- **Written exercise**
The records below should be written out again, exactly.

Data listing start

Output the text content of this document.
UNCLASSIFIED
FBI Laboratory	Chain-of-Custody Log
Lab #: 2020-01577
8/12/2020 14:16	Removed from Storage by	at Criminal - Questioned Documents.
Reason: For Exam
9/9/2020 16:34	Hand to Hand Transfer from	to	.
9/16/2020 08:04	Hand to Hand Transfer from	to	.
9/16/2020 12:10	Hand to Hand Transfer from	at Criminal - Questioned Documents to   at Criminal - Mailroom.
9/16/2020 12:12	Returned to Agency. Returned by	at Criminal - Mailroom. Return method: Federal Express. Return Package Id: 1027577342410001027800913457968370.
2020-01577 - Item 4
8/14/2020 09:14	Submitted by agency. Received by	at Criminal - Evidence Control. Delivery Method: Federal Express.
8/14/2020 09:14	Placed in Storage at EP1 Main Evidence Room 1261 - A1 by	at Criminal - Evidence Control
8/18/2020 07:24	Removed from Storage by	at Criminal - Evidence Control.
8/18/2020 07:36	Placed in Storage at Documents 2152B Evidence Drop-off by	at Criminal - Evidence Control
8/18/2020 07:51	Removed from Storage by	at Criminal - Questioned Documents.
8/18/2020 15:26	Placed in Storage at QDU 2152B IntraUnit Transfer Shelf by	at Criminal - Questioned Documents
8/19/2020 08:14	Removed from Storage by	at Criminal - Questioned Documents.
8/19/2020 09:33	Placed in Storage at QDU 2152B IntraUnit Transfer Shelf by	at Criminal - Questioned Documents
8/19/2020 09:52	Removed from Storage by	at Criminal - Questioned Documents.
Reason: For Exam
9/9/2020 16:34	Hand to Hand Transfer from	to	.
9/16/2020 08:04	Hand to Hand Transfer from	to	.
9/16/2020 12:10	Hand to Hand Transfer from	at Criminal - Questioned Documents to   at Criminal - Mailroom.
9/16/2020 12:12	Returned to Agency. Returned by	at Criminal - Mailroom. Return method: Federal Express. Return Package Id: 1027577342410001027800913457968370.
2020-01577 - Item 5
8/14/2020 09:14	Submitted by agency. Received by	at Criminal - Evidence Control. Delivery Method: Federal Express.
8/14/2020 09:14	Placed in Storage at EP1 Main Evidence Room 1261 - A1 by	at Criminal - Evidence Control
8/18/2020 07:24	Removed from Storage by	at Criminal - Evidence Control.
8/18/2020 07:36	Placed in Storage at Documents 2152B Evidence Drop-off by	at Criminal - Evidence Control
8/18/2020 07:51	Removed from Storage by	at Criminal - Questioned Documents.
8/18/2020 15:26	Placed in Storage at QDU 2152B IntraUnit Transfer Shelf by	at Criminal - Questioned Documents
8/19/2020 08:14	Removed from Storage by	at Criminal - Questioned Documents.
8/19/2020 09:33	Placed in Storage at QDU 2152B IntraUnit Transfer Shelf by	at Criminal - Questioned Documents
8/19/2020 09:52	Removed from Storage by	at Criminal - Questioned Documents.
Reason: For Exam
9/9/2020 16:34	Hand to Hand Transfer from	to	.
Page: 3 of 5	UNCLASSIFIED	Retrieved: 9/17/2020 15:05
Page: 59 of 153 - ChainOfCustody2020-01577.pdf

Data listing end

- **Output of the exercise**
Output the text content of this document.
UNCLASSIFIED
FBI Laboratory	Chain-of-Custody Log
Lab #: 2020-01577
8/12/2020 14:16	Removed from Storage by	at Criminal - Questioned Documents.
Reason: For Exam
9/9/2020 16:34	Hand to Hand Transfer from	to	.
9/16/2020 08:04	Hand to Hand Transfer from	to	.
9/16/2020 12:10	Hand to Hand Transfer from	at Criminal - Questioned Documents to   at Criminal - Mailroom.
9/16/2020 12:12	Returned to Agency. Returned by	at Criminal - Mailroom. Return method: Federal Express. Return Package Id: 1027577342410001027800913457968370.
2020-01577 - Item 4
8/14/2020 09:14	Submitted by agency. Received by	at Criminal - Evidence Control. Delivery Method: Federal Express.
8/14/2020 09:14	Placed in Storage at EP1 Main Evidence Room 1261 - A1 by	at Criminal - Evidence Control
8/18/2020 07:24	Removed from Storage by	at Criminal - Evidence Control.
8/18/2020 07:36	Placed in Storage at Documents 2152B Evidence Drop-off by	at Criminal - Evidence Control
8/18/2020 07:51	Removed from Storage by	at Criminal - Questioned Documents.
8/18/2020 15:26	Placed in Storage at QDU 2152B IntraUnit Transfer Shelf by	at Criminal - Questioned Documents
8/19/2020 08:14	Removed from Storage by	at Criminal - Questioned Documents.
8/19/2020 09:33	Placed in Storage at QDU 2152B IntraUnit Transfer Shelf by	at Criminal - Questioned Documents
8/19/2020 09:52	Removed from Storage by	at Criminal - Questioned Documents.
Reason: For Exam
9/9/2020 16:34	Hand to Hand Transfer from	to	.
9/16/2020 08:04	Hand to Hand Transfer from	to	.
9/16/2020 12:10	Hand to Hand Transfer from	at Criminal - Questioned Documents to   at Criminal - Mailroom.
9/16/2020 12:12	Returned to Agency. Returned by	at Criminal - Mailroom. Return method: Federal Express. Return Package Id: 1027577342410001027800913457968370.
2020-01577 - Item 5
8/14/2020 09:14	Submitted by agency. Received by	at Criminal - Evidence Control. Delivery Method: Federal Express.
8/14/2020 09:14	Placed in Storage at EP1 Main Evidence Room 1261 - A1 by	at Criminal - Evidence Control
8/18/2020 07:24	Removed from Storage by	at Criminal - Evidence Control.
8/18/2020 07:36	Placed in Storage at Documents 2152B Evidence Drop-off by	at Criminal - Evidence Control
8/18/2020 07:51	Removed from Storage by	at Criminal - Questioned Documents.
8/18/2020 15:26	Placed in Storage at QDU 2152B IntraUnit Transfer Shelf by	at Criminal - Questioned Documents
8/19/2020 08:14	Removed from Storage by	at Criminal - Questioned Documents.
8/19/2020 09:33	Placed in Storage at QDU 2152B IntraUnit Transfer Shelf by	at Criminal - Questioned Documents
8/19/2020 09:52	Removed from Storage by	at Criminal - Questioned Documents.
Reason: For Exam
9/9/2020 16:34	Hand to Hand Transfer from	to	.
Page: 3 of 5	UNCLASSIFIED	Retrieved: 9/17/2020 15:05
Page: 59 of 153 - ChainOfCustody2020-01577.pdf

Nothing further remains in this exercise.